Written problem: Output solely the number of lines containing the string "text".
== Task data ==
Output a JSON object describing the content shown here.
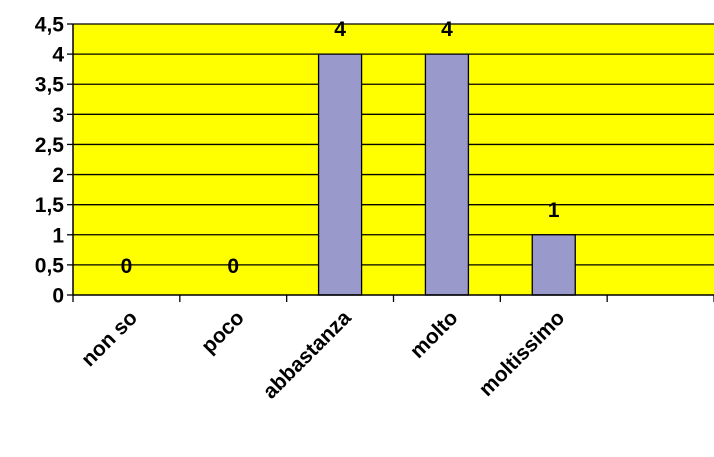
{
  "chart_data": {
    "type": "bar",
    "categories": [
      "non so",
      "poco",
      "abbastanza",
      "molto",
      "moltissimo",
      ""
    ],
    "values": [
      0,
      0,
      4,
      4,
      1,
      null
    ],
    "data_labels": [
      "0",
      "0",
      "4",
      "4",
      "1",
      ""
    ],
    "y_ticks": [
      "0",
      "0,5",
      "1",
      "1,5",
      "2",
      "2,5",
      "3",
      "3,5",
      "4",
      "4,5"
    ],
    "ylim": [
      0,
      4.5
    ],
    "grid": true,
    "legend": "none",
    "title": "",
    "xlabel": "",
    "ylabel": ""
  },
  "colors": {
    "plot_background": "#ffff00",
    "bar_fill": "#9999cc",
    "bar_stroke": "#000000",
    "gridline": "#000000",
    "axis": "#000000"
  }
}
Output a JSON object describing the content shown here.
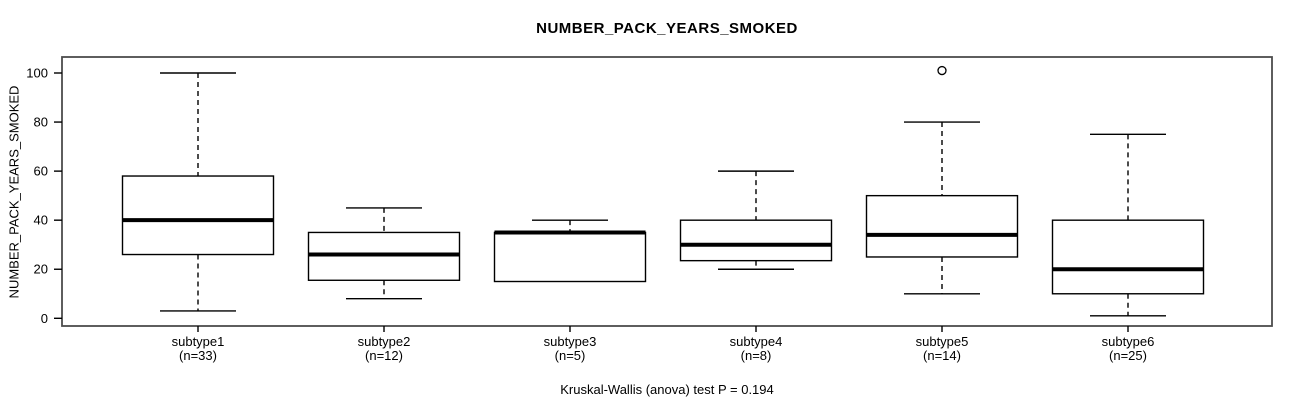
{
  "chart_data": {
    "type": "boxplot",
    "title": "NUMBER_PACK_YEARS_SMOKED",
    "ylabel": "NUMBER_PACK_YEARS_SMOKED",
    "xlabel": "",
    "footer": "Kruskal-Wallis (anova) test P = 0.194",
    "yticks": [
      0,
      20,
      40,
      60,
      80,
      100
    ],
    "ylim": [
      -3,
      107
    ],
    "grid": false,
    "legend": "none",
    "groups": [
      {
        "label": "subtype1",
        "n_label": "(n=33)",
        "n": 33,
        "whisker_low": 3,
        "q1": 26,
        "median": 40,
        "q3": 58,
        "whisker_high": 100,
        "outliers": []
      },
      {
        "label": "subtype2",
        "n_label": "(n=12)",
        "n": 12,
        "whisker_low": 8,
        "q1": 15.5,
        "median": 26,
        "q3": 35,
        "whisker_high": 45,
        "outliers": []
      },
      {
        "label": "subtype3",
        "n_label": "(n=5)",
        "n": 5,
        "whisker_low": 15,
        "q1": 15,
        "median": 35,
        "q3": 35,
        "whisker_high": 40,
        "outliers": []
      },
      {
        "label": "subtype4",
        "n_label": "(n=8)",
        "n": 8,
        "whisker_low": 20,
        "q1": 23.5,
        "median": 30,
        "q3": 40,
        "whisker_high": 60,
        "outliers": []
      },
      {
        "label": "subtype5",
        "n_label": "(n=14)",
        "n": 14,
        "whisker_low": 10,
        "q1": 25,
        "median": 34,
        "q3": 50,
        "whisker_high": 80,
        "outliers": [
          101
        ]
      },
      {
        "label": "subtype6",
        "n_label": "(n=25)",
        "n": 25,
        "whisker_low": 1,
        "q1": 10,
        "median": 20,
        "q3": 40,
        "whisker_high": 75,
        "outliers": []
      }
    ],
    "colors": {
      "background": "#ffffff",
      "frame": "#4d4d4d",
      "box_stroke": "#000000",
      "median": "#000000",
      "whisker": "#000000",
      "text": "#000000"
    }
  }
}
===
== Task data ==
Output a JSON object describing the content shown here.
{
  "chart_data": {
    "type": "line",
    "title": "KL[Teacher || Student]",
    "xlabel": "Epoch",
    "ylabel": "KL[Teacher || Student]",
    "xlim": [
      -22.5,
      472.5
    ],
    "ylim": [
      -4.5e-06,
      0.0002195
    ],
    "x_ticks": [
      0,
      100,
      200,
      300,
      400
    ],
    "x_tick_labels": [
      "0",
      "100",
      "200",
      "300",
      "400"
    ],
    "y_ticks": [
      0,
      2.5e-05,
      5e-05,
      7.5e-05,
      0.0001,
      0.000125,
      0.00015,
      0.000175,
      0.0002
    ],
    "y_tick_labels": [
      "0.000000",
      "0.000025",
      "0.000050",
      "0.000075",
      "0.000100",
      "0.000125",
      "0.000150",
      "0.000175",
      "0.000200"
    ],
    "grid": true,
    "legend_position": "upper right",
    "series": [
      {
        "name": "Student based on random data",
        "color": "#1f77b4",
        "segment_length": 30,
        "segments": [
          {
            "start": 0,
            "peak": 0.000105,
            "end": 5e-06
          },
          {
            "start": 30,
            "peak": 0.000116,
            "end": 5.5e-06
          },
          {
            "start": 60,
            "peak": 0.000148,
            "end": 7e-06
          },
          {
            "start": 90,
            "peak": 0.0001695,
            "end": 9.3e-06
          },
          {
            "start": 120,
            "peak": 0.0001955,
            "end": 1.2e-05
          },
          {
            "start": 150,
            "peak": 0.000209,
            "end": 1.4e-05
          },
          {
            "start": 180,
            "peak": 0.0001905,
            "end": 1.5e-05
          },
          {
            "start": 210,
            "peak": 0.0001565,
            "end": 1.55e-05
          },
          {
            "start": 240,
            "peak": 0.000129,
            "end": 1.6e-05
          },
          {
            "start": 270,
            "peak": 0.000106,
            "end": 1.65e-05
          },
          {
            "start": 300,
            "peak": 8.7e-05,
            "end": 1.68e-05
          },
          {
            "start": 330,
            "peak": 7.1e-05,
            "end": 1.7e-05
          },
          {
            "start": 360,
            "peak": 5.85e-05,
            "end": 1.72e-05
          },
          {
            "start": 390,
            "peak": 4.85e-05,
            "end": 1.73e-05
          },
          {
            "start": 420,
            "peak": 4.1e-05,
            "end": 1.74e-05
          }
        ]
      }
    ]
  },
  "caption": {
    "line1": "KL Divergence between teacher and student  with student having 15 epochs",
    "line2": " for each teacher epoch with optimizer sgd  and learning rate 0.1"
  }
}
===
== Task data ==
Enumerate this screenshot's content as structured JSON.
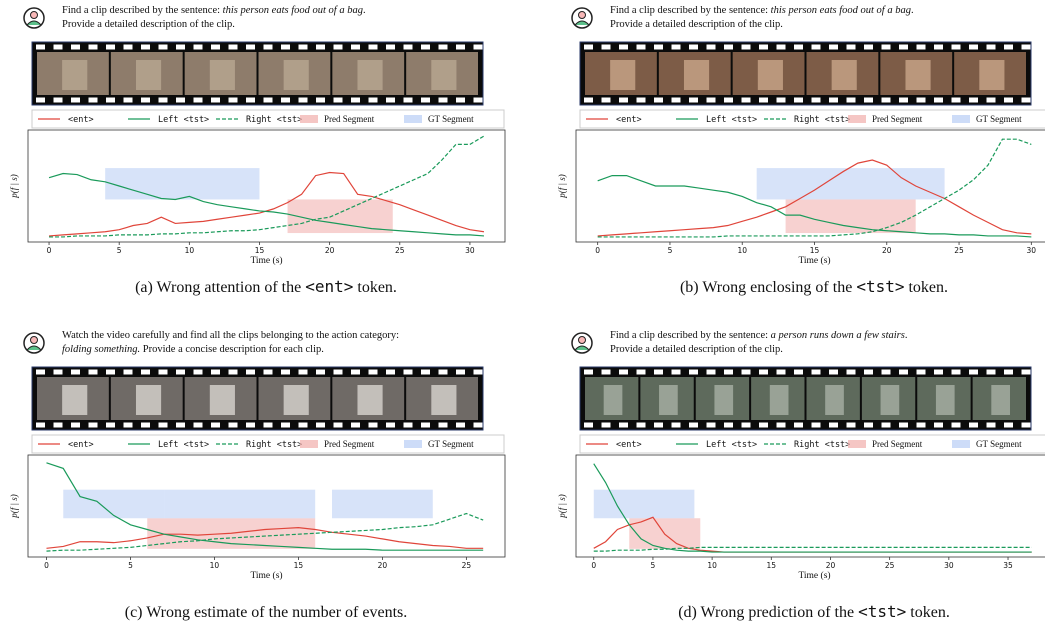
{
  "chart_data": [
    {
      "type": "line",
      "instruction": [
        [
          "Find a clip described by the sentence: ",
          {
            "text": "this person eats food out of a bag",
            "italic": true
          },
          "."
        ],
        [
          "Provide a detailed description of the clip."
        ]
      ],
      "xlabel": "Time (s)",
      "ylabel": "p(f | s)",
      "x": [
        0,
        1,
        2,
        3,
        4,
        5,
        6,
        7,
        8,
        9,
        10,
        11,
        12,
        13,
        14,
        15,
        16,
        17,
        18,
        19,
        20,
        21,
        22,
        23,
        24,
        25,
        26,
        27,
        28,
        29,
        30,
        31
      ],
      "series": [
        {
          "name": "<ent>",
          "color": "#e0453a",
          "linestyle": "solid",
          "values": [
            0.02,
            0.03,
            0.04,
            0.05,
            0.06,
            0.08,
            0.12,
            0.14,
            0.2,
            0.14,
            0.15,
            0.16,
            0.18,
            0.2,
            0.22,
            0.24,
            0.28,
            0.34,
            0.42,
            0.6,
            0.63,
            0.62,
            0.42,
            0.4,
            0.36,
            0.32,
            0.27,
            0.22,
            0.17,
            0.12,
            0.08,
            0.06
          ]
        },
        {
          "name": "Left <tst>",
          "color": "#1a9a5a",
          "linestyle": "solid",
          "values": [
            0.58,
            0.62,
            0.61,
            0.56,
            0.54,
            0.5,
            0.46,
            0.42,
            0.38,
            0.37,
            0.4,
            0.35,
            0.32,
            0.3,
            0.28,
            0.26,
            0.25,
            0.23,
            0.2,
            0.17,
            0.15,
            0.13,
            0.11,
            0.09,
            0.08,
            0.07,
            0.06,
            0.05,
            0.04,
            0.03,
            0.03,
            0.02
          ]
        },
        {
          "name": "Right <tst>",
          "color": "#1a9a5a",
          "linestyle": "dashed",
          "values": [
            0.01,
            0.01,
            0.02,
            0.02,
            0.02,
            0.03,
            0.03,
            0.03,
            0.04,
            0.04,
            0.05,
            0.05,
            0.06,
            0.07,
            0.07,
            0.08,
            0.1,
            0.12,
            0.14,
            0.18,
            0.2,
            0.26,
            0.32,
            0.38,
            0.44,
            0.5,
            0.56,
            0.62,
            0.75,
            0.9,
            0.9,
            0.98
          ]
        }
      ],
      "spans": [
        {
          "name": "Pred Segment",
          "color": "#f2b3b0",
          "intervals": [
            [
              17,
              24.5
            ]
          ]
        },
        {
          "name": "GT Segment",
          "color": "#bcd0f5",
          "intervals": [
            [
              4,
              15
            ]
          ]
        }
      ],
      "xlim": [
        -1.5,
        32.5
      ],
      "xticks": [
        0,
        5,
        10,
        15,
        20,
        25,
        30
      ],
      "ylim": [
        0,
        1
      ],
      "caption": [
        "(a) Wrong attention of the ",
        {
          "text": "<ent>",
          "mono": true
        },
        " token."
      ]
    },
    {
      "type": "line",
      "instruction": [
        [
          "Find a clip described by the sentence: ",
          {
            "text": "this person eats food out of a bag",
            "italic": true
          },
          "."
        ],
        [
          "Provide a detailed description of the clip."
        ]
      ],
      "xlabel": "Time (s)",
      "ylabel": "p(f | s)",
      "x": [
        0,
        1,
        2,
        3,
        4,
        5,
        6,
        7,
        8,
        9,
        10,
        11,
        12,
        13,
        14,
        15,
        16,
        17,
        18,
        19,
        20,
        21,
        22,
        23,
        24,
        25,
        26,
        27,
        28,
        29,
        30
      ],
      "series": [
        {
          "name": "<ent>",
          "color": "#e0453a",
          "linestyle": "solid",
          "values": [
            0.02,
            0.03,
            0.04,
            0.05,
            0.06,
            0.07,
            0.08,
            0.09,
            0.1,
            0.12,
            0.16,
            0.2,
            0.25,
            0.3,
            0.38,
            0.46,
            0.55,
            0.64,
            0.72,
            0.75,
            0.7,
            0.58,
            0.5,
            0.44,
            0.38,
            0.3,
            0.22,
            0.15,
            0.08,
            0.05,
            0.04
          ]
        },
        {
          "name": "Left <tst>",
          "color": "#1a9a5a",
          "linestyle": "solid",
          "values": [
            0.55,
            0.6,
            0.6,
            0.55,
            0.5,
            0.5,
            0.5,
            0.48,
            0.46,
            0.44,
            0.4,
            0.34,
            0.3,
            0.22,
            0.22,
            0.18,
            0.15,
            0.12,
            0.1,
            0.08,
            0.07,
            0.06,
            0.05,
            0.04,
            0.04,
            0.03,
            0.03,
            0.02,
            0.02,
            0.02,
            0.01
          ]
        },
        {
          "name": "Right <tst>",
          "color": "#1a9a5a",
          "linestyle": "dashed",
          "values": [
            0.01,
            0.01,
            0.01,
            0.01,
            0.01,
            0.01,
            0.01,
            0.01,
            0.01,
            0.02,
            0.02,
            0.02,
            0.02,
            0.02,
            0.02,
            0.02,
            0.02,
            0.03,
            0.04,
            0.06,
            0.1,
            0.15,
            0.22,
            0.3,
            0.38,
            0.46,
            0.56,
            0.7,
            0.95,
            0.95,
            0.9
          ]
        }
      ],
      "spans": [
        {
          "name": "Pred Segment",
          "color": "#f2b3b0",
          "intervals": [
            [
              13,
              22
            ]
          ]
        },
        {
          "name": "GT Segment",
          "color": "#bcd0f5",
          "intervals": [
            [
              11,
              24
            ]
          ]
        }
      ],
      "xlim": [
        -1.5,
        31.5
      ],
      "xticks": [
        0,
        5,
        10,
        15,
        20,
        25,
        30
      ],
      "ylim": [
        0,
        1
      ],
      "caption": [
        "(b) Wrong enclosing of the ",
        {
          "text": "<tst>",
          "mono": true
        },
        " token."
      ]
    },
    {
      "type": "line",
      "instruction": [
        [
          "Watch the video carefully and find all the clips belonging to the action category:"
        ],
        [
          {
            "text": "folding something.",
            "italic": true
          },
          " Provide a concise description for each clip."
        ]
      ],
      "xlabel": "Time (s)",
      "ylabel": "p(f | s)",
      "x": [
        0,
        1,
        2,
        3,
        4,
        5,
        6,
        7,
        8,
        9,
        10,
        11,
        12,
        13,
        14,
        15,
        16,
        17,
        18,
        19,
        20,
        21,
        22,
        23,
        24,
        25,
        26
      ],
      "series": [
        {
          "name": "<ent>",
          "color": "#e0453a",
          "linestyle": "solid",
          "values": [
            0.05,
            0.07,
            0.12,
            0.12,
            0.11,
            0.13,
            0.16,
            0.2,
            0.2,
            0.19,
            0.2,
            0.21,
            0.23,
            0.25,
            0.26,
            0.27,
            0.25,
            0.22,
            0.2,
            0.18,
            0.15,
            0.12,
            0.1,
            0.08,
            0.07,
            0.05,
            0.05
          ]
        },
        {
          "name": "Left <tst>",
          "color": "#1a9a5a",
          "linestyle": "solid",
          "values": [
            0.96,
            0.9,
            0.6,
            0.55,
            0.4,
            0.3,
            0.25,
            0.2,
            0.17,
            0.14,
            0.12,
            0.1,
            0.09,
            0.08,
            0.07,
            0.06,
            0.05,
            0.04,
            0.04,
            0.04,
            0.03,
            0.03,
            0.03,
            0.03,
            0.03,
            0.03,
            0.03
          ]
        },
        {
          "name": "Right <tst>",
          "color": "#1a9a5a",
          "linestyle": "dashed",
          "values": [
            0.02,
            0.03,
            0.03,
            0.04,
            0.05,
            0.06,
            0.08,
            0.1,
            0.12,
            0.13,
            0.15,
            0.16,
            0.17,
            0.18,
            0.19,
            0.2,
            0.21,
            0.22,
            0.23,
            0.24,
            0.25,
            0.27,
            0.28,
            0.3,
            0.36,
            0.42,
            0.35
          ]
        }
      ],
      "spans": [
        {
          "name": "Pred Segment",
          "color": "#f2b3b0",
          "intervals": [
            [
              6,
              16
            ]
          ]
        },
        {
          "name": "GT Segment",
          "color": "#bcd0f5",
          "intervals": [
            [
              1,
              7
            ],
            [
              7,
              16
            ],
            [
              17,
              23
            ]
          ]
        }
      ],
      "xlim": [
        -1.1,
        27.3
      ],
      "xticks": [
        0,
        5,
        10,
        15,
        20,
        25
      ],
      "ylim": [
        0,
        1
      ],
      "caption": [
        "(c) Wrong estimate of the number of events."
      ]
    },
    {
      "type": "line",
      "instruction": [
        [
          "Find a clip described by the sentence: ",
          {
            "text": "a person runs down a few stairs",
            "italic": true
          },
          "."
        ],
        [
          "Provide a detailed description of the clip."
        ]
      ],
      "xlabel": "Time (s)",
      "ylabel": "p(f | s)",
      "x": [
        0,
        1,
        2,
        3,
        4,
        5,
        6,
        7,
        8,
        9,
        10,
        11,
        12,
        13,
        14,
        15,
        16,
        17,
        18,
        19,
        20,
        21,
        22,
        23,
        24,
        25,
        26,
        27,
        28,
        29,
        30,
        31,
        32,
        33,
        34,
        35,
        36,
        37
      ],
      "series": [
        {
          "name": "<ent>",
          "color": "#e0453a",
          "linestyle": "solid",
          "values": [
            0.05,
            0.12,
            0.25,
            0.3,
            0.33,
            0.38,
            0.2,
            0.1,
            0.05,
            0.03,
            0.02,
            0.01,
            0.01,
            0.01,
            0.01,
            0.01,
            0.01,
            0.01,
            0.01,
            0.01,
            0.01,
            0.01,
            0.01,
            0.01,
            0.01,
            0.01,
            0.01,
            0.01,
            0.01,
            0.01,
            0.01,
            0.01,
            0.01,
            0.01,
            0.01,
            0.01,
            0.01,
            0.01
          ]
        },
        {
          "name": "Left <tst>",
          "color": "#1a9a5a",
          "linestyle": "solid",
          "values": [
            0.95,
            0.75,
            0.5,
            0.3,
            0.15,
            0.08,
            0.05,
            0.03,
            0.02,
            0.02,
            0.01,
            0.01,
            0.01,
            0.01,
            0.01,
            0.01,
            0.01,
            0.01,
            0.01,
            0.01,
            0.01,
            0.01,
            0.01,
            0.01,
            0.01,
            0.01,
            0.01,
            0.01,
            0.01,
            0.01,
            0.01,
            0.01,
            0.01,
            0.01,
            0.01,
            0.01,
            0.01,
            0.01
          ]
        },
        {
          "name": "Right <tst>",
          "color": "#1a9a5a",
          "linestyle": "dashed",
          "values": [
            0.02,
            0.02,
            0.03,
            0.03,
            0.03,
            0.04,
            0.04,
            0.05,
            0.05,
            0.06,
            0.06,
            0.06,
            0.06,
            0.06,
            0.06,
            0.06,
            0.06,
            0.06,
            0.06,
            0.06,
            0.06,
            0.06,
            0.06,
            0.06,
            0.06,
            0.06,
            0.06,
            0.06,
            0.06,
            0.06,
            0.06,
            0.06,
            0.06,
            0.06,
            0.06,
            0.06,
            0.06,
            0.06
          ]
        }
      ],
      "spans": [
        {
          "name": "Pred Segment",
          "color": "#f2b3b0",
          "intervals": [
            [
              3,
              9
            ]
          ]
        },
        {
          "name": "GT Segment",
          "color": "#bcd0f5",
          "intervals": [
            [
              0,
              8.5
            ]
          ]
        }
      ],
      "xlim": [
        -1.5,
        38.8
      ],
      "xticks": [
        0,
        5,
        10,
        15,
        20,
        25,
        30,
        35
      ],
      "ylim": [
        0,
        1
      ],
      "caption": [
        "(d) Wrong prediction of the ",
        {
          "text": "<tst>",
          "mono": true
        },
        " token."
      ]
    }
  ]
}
===
Complete response: 8